Written request: Locate and copy each line in the data that contains the word "秋的声音".

Material for this exercise:
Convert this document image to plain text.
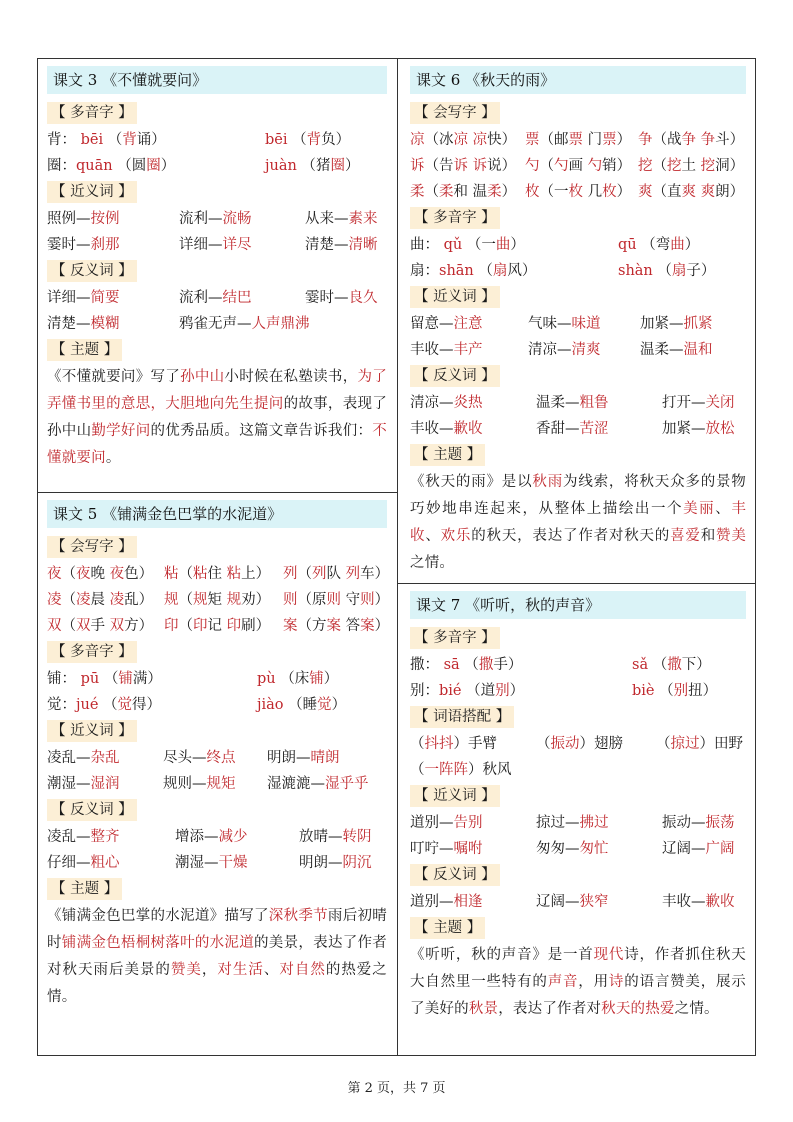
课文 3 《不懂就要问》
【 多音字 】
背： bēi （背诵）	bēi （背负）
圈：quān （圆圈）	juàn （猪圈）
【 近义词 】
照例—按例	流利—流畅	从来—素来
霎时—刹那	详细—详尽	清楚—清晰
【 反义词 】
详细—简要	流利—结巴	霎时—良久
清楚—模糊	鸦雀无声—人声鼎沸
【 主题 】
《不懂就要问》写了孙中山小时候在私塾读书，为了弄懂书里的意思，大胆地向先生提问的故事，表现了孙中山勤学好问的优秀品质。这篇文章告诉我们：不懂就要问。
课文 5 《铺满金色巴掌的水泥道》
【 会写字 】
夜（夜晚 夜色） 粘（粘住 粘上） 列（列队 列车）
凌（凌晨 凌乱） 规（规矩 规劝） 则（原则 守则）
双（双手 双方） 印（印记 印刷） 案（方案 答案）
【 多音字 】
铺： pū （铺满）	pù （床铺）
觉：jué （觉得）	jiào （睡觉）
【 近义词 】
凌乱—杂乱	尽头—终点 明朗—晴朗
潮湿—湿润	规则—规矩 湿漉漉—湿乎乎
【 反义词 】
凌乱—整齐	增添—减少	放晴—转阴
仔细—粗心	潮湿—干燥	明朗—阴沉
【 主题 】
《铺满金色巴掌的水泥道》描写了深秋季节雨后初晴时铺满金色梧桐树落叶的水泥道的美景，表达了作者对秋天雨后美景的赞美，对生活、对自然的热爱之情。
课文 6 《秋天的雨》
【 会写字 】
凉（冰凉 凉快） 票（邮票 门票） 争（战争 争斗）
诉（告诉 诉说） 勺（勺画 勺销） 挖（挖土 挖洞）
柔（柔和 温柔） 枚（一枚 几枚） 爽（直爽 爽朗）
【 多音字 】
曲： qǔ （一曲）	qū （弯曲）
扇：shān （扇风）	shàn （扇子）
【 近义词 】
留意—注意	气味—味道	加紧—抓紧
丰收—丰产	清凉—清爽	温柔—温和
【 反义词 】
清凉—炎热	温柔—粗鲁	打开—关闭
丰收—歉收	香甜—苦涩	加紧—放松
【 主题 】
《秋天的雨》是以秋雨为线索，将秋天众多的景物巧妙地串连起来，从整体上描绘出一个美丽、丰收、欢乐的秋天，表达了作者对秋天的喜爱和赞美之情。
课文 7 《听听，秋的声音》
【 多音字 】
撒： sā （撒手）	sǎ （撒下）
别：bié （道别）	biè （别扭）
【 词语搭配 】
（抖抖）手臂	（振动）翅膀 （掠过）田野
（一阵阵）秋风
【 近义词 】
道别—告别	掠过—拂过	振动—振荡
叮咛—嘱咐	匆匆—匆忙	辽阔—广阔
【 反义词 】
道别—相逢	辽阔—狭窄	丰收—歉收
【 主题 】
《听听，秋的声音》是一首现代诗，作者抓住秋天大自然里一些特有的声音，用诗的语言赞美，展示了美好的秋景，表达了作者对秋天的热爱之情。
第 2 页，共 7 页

Full response:
课文 7 《听听，秋的声音》
《听听，秋的声音》是一首现代诗，作者抓住秋天大自然里一些特有的声音，用诗的语言赞美，展示了美好的秋景，表达了作者对秋天的热爱之情。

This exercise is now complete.